→ **The task**: Look at the entries below and reproduce them exactly.
++++++++++++++++++++
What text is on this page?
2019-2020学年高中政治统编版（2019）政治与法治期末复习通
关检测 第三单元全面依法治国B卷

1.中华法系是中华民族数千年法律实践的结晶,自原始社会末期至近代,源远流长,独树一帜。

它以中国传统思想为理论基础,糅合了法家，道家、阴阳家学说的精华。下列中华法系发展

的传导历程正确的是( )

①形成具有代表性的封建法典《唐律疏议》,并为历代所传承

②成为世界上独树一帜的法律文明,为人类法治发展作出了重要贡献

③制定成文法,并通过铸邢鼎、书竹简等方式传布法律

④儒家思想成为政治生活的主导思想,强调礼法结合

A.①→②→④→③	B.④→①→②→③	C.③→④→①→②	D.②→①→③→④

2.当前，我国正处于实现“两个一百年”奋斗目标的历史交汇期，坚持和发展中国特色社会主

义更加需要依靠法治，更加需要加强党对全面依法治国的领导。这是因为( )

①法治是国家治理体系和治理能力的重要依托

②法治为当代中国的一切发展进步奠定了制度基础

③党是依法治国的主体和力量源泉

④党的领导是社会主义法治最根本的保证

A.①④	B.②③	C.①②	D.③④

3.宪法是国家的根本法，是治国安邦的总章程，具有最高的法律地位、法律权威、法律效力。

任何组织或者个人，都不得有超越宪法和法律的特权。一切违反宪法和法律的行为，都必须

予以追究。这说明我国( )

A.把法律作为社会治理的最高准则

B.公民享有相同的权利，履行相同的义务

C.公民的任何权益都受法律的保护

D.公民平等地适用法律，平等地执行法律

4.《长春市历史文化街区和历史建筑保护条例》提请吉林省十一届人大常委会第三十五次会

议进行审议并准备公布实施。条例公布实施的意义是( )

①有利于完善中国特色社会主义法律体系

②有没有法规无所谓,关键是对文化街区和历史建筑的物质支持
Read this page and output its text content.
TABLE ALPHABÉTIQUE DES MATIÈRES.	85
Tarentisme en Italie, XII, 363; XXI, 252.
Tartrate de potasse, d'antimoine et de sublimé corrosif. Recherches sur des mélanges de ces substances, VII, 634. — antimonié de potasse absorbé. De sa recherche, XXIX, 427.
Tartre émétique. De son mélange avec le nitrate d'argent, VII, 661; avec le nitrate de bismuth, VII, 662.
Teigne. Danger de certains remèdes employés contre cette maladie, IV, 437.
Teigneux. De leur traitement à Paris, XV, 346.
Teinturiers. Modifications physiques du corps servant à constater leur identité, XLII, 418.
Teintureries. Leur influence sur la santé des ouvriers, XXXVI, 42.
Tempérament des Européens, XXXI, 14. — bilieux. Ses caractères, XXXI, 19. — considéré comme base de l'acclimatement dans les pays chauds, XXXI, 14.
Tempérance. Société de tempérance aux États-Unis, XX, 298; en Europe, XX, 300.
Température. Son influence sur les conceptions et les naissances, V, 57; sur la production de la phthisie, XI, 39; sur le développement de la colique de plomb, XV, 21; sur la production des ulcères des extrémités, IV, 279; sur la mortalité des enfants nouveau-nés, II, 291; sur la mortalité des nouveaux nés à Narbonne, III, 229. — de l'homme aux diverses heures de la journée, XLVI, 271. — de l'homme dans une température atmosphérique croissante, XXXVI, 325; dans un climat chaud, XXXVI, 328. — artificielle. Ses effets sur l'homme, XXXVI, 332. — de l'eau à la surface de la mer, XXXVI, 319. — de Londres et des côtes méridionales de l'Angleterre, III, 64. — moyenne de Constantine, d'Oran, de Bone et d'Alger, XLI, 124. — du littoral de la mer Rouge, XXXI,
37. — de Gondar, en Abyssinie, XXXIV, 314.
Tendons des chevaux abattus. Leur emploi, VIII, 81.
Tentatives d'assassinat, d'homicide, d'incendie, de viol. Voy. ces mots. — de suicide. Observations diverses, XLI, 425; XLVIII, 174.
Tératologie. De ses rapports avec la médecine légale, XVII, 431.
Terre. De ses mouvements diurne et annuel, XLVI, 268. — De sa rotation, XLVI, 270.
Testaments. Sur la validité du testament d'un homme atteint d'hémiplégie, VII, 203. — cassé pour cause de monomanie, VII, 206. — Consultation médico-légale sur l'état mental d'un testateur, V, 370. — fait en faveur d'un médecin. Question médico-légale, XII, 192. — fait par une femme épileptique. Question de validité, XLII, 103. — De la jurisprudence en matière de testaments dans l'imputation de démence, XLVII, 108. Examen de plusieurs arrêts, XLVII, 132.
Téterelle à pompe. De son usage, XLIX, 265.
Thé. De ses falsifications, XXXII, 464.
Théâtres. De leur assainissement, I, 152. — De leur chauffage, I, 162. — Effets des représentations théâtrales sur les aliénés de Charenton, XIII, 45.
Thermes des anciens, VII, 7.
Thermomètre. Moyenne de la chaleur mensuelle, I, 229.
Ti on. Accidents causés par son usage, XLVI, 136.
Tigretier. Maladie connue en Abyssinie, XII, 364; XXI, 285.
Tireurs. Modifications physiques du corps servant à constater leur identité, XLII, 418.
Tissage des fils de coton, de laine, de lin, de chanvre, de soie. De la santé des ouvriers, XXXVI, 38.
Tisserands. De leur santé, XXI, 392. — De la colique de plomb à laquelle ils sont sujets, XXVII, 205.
++++++++++++++++++++
→ **Correct output**:
What text is on this page?
2019-2020学年高中政治统编版（2019）政治与法治期末复习通
关检测 第三单元全面依法治国B卷

1.中华法系是中华民族数千年法律实践的结晶,自原始社会末期至近代,源远流长,独树一帜。

它以中国传统思想为理论基础,糅合了法家，道家、阴阳家学说的精华。下列中华法系发展

的传导历程正确的是( )

①形成具有代表性的封建法典《唐律疏议》,并为历代所传承

②成为世界上独树一帜的法律文明,为人类法治发展作出了重要贡献

③制定成文法,并通过铸邢鼎、书竹简等方式传布法律

④儒家思想成为政治生活的主导思想,强调礼法结合

A.①→②→④→③	B.④→①→②→③	C.③→④→①→②	D.②→①→③→④

2.当前，我国正处于实现“两个一百年”奋斗目标的历史交汇期，坚持和发展中国特色社会主

义更加需要依靠法治，更加需要加强党对全面依法治国的领导。这是因为( )

①法治是国家治理体系和治理能力的重要依托

②法治为当代中国的一切发展进步奠定了制度基础

③党是依法治国的主体和力量源泉

④党的领导是社会主义法治最根本的保证

A.①④	B.②③	C.①②	D.③④

3.宪法是国家的根本法，是治国安邦的总章程，具有最高的法律地位、法律权威、法律效力。

任何组织或者个人，都不得有超越宪法和法律的特权。一切违反宪法和法律的行为，都必须

予以追究。这说明我国( )

A.把法律作为社会治理的最高准则

B.公民享有相同的权利，履行相同的义务

C.公民的任何权益都受法律的保护

D.公民平等地适用法律，平等地执行法律

4.《长春市历史文化街区和历史建筑保护条例》提请吉林省十一届人大常委会第三十五次会

议进行审议并准备公布实施。条例公布实施的意义是( )

①有利于完善中国特色社会主义法律体系

②有没有法规无所谓,关键是对文化街区和历史建筑的物质支持
Read this page and output its text content.
TABLE ALPHABÉTIQUE DES MATIÈRES.	85
Tarentisme en Italie, XII, 363; XXI, 252.
Tartrate de potasse, d'antimoine et de sublimé corrosif. Recherches sur des mélanges de ces substances, VII, 634. — antimonié de potasse absorbé. De sa recherche, XXIX, 427.
Tartre émétique. De son mélange avec le nitrate d'argent, VII, 661; avec le nitrate de bismuth, VII, 662.
Teigne. Danger de certains remèdes employés contre cette maladie, IV, 437.
Teigneux. De leur traitement à Paris, XV, 346.
Teinturiers. Modifications physiques du corps servant à constater leur identité, XLII, 418.
Teintureries. Leur influence sur la santé des ouvriers, XXXVI, 42.
Tempérament des Européens, XXXI, 14. — bilieux. Ses caractères, XXXI, 19. — considéré comme base de l'acclimatement dans les pays chauds, XXXI, 14.
Tempérance. Société de tempérance aux États-Unis, XX, 298; en Europe, XX, 300.
Température. Son influence sur les conceptions et les naissances, V, 57; sur la production de la phthisie, XI, 39; sur le développement de la colique de plomb, XV, 21; sur la production des ulcères des extrémités, IV, 279; sur la mortalité des enfants nouveau-nés, II, 291; sur la mortalité des nouveaux nés à Narbonne, III, 229. — de l'homme aux diverses heures de la journée, XLVI, 271. — de l'homme dans une température atmosphérique croissante, XXXVI, 325; dans un climat chaud, XXXVI, 328. — artificielle. Ses effets sur l'homme, XXXVI, 332. — de l'eau à la surface de la mer, XXXVI, 319. — de Londres et des côtes méridionales de l'Angleterre, III, 64. — moyenne de Constantine, d'Oran, de Bone et d'Alger, XLI, 124. — du littoral de la mer Rouge, XXXI,
37. — de Gondar, en Abyssinie, XXXIV, 314.
Tendons des chevaux abattus. Leur emploi, VIII, 81.
Tentatives d'assassinat, d'homicide, d'incendie, de viol. Voy. ces mots. — de suicide. Observations diverses, XLI, 425; XLVIII, 174.
Tératologie. De ses rapports avec la médecine légale, XVII, 431.
Terre. De ses mouvements diurne et annuel, XLVI, 268. — De sa rotation, XLVI, 270.
Testaments. Sur la validité du testament d'un homme atteint d'hémiplégie, VII, 203. — cassé pour cause de monomanie, VII, 206. — Consultation médico-légale sur l'état mental d'un testateur, V, 370. — fait en faveur d'un médecin. Question médico-légale, XII, 192. — fait par une femme épileptique. Question de validité, XLII, 103. — De la jurisprudence en matière de testaments dans l'imputation de démence, XLVII, 108. Examen de plusieurs arrêts, XLVII, 132.
Téterelle à pompe. De son usage, XLIX, 265.
Thé. De ses falsifications, XXXII, 464.
Théâtres. De leur assainissement, I, 152. — De leur chauffage, I, 162. — Effets des représentations théâtrales sur les aliénés de Charenton, XIII, 45.
Thermes des anciens, VII, 7.
Thermomètre. Moyenne de la chaleur mensuelle, I, 229.
Ti on. Accidents causés par son usage, XLVI, 136.
Tigretier. Maladie connue en Abyssinie, XII, 364; XXI, 285.
Tireurs. Modifications physiques du corps servant à constater leur identité, XLII, 418.
Tissage des fils de coton, de laine, de lin, de chanvre, de soie. De la santé des ouvriers, XXXVI, 38.
Tisserands. De leur santé, XXI, 392. — De la colique de plomb à laquelle ils sont sujets, XXVII, 205.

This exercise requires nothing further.